=== WRITTEN EXERCISE ===
Locate all lines in the data below that hold "الذي" and show them.

--- Start of DATA LISTING ---

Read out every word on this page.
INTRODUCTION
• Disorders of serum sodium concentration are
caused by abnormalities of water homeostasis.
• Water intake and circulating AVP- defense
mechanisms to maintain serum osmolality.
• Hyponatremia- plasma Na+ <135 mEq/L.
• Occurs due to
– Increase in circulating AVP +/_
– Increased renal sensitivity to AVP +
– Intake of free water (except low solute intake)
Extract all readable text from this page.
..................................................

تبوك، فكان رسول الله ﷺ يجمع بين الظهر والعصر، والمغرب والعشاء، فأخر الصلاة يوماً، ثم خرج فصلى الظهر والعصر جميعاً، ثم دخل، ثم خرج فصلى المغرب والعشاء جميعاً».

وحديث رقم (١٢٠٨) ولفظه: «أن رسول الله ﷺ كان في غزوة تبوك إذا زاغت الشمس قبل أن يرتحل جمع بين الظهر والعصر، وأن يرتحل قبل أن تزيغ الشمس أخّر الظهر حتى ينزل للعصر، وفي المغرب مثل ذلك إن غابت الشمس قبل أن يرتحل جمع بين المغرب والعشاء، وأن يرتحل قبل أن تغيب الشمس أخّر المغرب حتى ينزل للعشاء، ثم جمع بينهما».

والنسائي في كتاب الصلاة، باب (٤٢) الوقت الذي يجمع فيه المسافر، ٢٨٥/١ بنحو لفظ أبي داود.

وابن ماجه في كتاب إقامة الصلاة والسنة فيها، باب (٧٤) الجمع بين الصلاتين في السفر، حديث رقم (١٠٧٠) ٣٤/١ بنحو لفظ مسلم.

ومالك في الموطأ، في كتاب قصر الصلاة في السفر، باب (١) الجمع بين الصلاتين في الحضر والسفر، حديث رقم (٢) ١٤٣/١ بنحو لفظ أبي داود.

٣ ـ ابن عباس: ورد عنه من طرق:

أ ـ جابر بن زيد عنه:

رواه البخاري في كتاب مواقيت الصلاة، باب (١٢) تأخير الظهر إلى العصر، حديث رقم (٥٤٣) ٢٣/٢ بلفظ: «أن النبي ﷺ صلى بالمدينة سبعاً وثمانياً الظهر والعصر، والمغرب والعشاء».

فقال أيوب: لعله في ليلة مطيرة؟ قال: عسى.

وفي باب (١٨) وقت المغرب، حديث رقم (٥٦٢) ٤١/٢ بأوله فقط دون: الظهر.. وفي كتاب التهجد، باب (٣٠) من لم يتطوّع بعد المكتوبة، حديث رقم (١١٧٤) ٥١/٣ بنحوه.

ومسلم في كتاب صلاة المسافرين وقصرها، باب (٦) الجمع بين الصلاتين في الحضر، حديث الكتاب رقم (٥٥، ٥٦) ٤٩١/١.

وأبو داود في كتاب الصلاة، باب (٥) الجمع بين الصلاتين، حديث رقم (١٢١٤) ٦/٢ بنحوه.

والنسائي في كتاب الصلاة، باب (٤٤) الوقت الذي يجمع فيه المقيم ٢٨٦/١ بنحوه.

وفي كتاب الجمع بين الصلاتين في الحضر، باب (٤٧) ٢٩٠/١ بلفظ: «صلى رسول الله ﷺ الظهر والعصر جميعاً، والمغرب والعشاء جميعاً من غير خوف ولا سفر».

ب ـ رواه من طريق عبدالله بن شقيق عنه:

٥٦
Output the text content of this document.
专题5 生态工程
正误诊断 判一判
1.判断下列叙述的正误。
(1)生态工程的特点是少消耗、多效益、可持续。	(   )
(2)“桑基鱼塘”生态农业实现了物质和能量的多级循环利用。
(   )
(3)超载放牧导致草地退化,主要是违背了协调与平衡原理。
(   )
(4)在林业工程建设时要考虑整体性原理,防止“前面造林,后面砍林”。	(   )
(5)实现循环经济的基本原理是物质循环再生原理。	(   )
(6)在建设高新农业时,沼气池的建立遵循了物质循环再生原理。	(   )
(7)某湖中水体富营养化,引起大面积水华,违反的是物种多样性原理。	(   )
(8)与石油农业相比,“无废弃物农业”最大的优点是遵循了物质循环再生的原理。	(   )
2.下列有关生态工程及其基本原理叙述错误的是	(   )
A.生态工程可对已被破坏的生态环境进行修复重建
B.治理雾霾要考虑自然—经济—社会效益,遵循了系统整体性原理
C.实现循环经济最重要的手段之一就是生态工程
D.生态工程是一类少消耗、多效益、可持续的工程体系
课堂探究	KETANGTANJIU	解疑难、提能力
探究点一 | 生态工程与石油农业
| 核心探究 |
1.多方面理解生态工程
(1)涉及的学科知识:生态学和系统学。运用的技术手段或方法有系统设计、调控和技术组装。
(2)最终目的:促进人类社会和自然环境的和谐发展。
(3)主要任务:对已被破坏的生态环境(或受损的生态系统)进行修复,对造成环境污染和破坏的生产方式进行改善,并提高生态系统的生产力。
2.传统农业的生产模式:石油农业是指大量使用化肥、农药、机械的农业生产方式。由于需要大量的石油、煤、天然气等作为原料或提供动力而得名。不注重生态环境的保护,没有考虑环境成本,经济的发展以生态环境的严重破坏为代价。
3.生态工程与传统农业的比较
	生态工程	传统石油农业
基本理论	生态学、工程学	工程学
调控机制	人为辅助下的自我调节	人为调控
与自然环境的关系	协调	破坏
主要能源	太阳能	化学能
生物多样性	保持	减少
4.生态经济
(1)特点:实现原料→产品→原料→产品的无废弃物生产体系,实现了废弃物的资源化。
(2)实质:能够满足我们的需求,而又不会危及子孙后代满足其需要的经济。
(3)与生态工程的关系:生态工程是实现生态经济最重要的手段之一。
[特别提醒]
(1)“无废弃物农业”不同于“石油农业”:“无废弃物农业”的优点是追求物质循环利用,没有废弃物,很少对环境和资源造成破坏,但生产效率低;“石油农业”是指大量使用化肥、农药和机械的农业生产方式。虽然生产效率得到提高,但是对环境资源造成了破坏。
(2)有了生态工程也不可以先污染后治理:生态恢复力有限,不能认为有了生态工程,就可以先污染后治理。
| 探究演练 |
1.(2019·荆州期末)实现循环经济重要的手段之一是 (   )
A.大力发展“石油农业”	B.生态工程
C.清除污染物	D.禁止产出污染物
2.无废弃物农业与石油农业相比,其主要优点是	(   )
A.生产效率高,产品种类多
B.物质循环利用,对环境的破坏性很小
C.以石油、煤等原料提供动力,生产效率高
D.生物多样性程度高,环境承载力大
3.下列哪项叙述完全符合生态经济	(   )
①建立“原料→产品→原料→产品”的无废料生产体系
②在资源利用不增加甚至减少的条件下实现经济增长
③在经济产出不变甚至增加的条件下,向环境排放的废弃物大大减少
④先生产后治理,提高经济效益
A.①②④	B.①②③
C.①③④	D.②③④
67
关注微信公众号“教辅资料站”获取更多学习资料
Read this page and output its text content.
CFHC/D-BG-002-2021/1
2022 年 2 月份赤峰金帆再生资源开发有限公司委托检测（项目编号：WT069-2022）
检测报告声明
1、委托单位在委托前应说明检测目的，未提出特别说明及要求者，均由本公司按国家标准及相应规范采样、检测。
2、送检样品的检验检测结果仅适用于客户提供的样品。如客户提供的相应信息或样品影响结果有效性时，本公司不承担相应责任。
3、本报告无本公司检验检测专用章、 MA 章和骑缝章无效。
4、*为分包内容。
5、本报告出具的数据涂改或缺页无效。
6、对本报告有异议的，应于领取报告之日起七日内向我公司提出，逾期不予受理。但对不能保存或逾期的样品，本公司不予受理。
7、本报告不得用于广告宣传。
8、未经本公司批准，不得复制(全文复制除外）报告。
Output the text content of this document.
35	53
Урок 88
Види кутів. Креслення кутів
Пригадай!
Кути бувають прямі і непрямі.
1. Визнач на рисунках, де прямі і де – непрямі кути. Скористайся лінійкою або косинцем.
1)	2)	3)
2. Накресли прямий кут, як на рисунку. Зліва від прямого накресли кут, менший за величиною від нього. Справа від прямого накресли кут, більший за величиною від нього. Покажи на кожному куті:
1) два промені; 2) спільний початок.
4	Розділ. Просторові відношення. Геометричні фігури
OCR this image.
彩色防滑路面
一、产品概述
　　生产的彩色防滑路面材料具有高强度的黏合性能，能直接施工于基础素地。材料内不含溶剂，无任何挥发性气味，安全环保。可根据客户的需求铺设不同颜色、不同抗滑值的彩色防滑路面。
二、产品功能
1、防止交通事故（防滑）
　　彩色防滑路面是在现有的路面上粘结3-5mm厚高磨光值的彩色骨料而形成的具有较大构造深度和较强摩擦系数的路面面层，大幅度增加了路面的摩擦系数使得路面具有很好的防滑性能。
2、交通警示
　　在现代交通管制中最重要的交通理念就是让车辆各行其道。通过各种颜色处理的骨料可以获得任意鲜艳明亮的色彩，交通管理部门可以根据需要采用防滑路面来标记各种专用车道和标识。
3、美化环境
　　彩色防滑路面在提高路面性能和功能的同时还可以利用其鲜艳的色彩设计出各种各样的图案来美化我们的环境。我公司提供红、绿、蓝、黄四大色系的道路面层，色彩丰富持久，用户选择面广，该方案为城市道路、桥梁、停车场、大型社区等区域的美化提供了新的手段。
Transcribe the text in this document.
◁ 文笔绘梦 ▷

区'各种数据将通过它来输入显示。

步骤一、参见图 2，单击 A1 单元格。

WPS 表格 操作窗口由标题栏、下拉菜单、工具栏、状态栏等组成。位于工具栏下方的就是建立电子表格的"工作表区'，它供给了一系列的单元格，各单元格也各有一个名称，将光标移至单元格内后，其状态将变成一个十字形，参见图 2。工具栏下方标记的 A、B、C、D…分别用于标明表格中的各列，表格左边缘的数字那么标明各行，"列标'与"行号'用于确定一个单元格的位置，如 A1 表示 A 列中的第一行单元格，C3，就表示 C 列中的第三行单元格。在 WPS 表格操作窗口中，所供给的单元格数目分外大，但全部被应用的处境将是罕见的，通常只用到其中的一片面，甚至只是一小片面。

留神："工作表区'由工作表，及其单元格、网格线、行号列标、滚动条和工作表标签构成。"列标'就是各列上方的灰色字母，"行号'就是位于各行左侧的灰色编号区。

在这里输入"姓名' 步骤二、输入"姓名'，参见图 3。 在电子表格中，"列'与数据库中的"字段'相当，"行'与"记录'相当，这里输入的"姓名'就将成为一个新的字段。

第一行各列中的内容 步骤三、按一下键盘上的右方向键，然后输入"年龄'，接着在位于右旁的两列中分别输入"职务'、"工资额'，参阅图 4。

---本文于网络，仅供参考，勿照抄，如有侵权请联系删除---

--- End of DATA LISTING ---

=== FINISHED ANSWER ===
والنسائي في كتاب الصلاة، باب (٤٢) الوقت الذي يجمع فيه المسافر، ٢٨٥/١ بنحو لفظ أبي داود.
والنسائي في كتاب الصلاة، باب (٤٤) الوقت الذي يجمع فيه المقيم ٢٨٦/١ بنحوه.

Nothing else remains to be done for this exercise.